• [Set problem]
Select, from the data, each line where "icon" occurs.

### Exercise inputs

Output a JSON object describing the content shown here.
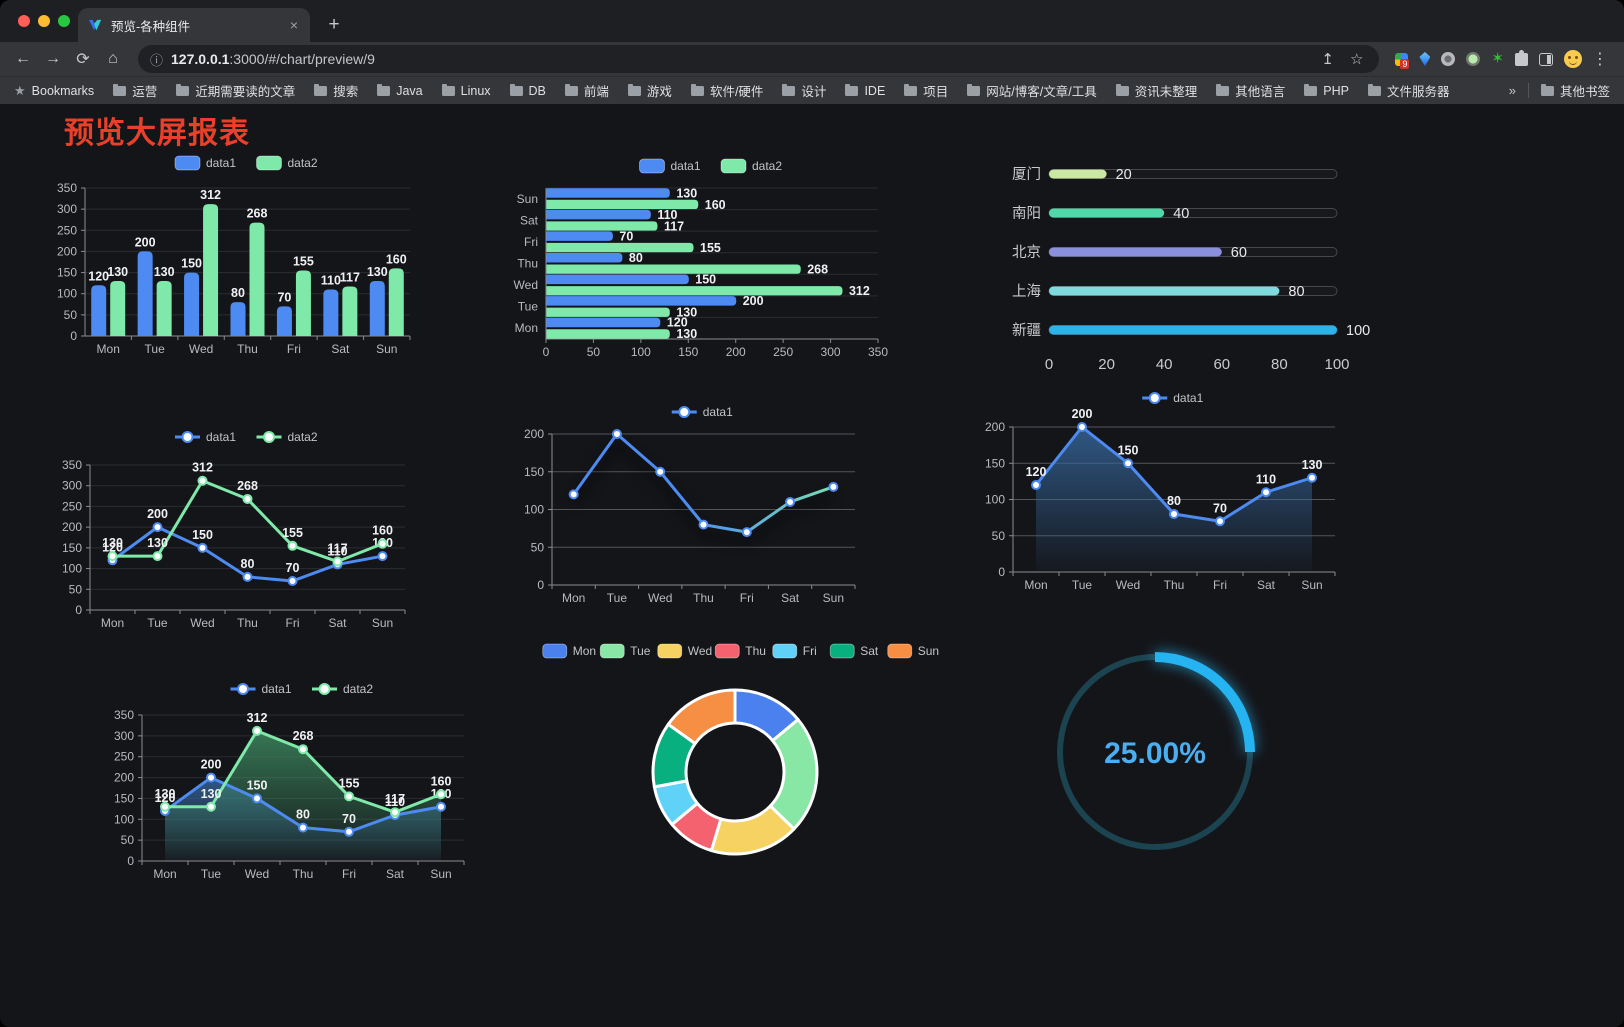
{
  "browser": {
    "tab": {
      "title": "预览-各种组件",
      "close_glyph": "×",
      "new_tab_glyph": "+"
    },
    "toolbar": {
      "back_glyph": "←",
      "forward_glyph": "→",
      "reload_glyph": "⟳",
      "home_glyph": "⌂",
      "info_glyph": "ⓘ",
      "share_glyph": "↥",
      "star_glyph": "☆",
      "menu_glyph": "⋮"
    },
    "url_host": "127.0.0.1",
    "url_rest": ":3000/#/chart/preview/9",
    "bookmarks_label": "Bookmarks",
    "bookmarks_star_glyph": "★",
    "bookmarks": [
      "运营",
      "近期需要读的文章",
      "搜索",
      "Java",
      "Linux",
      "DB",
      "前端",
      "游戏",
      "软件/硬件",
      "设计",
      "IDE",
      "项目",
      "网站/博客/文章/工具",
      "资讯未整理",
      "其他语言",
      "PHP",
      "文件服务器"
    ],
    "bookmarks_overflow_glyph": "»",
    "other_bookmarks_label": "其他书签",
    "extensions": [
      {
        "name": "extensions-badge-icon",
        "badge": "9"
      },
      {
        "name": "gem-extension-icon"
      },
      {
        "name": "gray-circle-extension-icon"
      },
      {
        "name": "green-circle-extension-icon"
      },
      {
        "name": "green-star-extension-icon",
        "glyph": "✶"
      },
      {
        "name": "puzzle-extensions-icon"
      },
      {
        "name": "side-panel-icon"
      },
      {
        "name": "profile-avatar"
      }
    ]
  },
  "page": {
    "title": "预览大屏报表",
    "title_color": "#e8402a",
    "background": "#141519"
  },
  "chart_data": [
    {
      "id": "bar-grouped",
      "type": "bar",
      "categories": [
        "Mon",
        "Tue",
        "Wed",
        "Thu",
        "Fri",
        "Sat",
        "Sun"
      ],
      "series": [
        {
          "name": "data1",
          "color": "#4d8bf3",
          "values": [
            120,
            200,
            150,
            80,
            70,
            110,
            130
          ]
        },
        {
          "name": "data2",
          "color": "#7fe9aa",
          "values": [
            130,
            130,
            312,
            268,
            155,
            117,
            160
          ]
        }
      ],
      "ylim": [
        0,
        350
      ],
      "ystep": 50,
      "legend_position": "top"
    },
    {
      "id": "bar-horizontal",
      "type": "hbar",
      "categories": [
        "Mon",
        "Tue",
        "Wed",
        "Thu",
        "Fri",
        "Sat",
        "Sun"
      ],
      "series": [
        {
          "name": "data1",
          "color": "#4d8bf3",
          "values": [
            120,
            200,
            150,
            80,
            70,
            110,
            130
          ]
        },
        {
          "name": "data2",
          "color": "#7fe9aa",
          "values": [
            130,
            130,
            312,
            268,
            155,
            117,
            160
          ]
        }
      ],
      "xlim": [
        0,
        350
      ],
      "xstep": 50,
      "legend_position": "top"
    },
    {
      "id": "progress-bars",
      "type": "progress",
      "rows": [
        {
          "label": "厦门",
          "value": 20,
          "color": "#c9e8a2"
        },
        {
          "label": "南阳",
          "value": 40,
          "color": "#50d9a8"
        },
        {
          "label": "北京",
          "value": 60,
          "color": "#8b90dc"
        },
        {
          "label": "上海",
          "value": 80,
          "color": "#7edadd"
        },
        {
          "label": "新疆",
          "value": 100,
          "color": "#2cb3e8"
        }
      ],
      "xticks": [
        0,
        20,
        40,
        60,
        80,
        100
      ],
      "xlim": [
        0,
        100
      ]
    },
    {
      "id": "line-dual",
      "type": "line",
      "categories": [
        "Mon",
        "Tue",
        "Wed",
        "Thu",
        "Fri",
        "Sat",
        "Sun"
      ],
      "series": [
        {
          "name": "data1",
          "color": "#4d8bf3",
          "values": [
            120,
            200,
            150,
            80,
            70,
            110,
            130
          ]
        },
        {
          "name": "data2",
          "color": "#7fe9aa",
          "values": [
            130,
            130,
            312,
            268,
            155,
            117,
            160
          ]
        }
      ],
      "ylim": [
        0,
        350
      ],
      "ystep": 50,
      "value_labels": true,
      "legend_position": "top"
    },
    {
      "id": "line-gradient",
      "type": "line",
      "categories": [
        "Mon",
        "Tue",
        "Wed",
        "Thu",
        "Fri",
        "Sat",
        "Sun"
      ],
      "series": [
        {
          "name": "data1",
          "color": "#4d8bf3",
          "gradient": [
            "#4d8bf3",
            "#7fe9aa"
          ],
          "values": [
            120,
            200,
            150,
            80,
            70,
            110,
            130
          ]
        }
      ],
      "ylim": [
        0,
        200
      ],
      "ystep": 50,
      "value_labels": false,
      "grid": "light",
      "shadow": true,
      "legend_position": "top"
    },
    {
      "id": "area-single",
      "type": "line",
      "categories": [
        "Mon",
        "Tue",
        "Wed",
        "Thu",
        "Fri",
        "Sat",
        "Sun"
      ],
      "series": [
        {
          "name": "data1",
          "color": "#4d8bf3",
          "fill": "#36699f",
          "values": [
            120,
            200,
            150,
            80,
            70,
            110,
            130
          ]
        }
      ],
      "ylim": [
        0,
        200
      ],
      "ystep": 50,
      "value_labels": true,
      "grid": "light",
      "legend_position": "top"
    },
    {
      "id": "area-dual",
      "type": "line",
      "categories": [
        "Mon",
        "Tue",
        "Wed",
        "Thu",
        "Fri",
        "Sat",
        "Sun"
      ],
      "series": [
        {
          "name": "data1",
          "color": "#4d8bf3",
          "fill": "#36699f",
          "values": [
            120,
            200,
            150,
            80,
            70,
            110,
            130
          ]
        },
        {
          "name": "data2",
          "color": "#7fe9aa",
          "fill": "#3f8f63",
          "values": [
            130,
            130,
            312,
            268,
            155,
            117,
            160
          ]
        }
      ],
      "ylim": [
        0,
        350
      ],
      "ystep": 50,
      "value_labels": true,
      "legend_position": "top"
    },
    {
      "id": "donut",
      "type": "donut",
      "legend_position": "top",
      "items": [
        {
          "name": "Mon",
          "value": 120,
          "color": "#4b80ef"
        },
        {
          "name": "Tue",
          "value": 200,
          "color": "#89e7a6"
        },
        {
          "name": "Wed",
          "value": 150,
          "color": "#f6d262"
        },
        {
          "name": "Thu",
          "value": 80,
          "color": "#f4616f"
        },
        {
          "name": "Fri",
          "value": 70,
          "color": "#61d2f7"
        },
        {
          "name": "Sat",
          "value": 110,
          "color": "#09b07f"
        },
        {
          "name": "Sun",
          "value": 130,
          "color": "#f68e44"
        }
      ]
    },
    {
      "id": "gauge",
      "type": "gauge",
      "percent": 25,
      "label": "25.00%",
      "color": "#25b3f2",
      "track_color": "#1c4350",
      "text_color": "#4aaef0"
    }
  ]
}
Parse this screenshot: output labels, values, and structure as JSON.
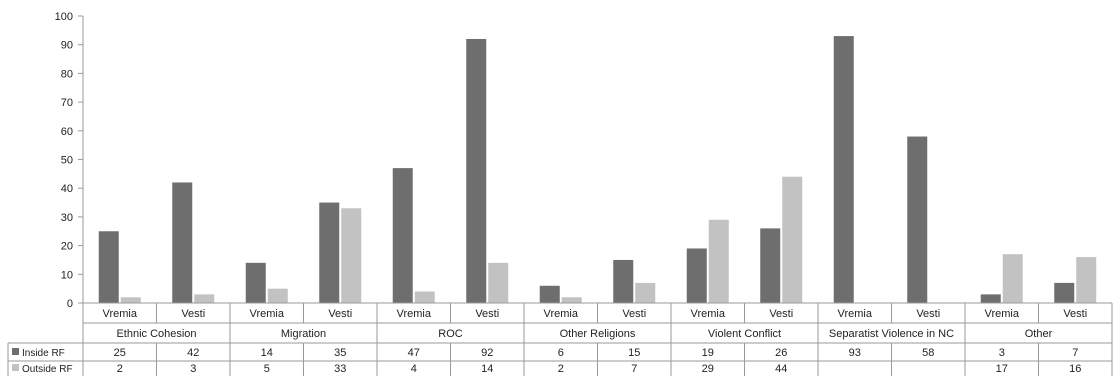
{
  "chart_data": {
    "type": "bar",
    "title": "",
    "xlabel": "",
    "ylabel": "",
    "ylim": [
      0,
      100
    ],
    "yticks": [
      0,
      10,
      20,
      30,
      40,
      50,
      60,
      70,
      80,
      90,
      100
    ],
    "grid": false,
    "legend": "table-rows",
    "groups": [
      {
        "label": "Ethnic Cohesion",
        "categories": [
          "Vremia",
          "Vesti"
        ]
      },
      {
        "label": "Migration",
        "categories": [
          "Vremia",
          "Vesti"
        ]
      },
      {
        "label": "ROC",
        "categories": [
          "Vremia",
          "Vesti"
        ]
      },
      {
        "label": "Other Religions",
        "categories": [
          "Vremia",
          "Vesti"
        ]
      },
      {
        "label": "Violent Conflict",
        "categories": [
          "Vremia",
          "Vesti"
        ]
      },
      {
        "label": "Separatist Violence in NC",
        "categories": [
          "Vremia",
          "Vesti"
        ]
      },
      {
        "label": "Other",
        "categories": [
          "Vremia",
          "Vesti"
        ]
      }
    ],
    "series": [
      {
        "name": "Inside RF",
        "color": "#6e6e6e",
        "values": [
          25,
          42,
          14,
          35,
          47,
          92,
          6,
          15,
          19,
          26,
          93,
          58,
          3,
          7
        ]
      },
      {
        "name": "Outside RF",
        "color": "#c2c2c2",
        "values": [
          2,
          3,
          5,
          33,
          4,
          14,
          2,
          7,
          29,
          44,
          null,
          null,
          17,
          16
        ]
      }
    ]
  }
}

######

• [Reply]
        "name": "extensions-badge-icon",
        "name": "gem-extension-icon"
        "name": "gray-circle-extension-icon"
        "name": "green-circle-extension-icon"
        "name": "green-star-extension-icon",
        "name": "puzzle-extensions-icon"
        "name": "side-panel-icon"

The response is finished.